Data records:

+--

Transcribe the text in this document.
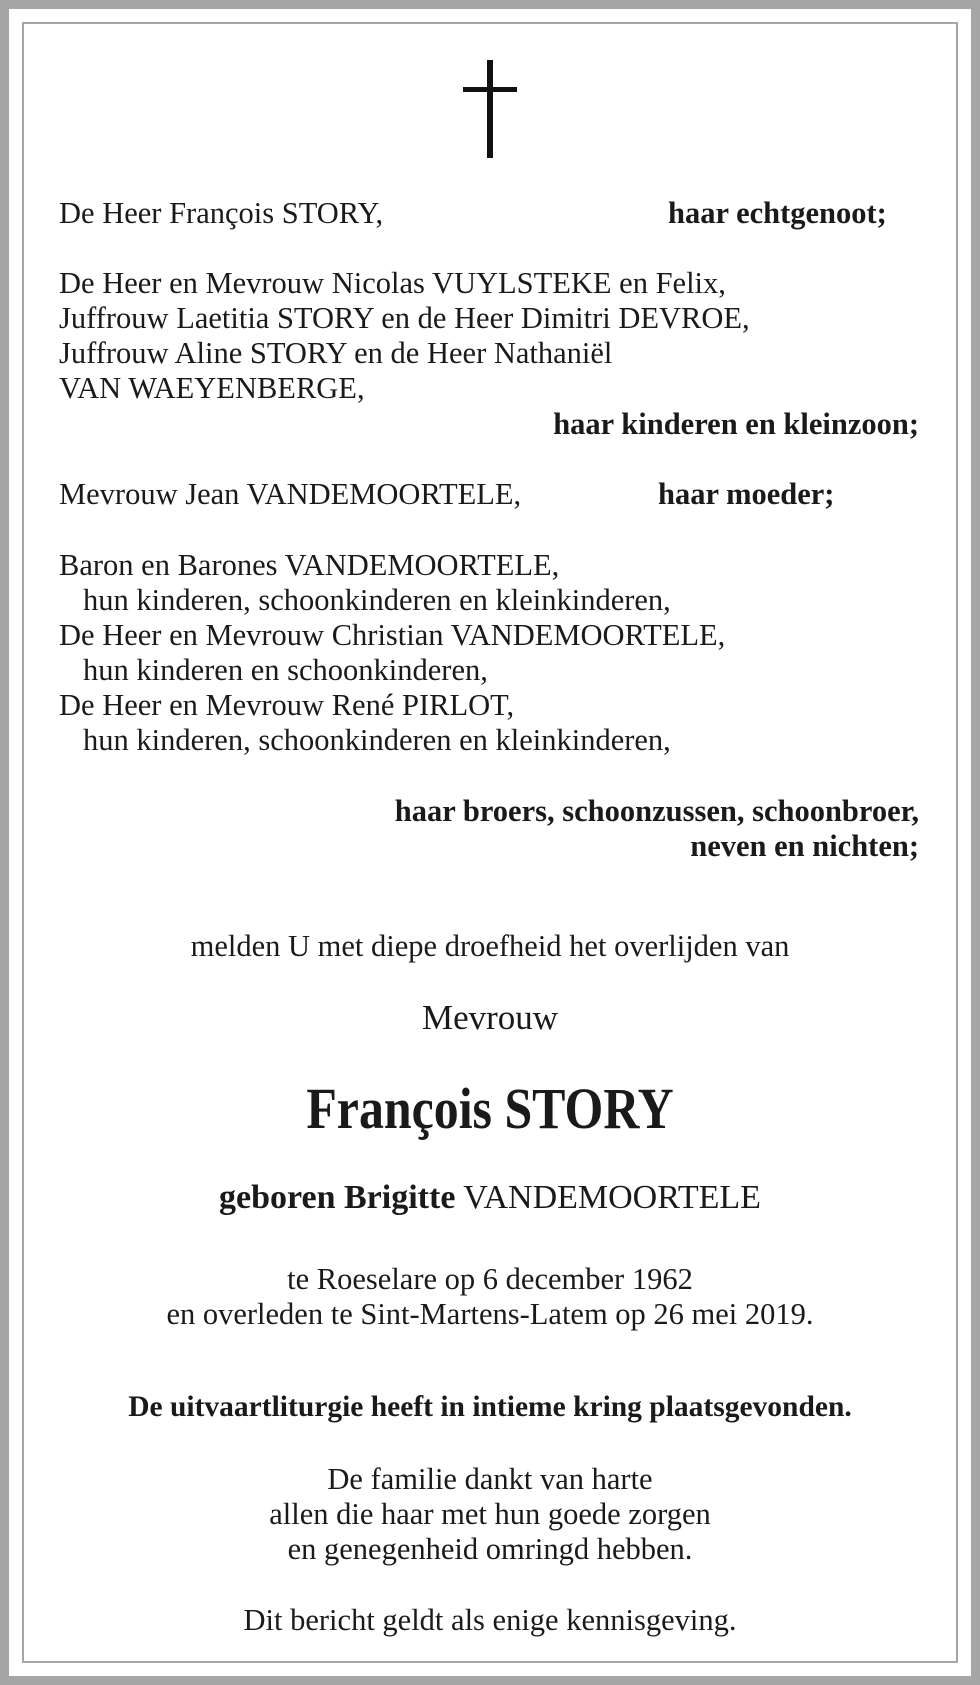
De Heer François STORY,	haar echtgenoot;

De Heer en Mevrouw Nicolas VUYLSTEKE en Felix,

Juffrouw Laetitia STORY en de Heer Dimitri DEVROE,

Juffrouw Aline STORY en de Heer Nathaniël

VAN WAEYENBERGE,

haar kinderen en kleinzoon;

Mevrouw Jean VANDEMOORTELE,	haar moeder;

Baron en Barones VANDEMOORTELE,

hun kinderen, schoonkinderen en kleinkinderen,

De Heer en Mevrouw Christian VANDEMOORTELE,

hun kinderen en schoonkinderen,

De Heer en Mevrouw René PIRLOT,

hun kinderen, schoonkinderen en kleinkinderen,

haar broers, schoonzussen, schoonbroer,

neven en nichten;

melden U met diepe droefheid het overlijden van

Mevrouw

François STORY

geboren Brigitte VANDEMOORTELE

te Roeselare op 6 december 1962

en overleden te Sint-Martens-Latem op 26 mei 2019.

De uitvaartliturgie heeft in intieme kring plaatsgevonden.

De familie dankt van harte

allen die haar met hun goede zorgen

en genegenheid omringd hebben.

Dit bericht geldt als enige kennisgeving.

+--

GIVEN PROBLEM> Set down the lines of the records above exactly, apart from the pictures.

ANSWER TO THE TASK>
Transcribe the text in this document.
De Heer François STORY,	haar echtgenoot;

De Heer en Mevrouw Nicolas VUYLSTEKE en Felix,

Juffrouw Laetitia STORY en de Heer Dimitri DEVROE,

Juffrouw Aline STORY en de Heer Nathaniël

VAN WAEYENBERGE,

haar kinderen en kleinzoon;

Mevrouw Jean VANDEMOORTELE,	haar moeder;

Baron en Barones VANDEMOORTELE,

hun kinderen, schoonkinderen en kleinkinderen,

De Heer en Mevrouw Christian VANDEMOORTELE,

hun kinderen en schoonkinderen,

De Heer en Mevrouw René PIRLOT,

hun kinderen, schoonkinderen en kleinkinderen,

haar broers, schoonzussen, schoonbroer,

neven en nichten;

melden U met diepe droefheid het overlijden van

Mevrouw

François STORY

geboren Brigitte VANDEMOORTELE

te Roeselare op 6 december 1962

en overleden te Sint-Martens-Latem op 26 mei 2019.

De uitvaartliturgie heeft in intieme kring plaatsgevonden.

De familie dankt van harte

allen die haar met hun goede zorgen

en genegenheid omringd hebben.

Dit bericht geldt als enige kennisgeving.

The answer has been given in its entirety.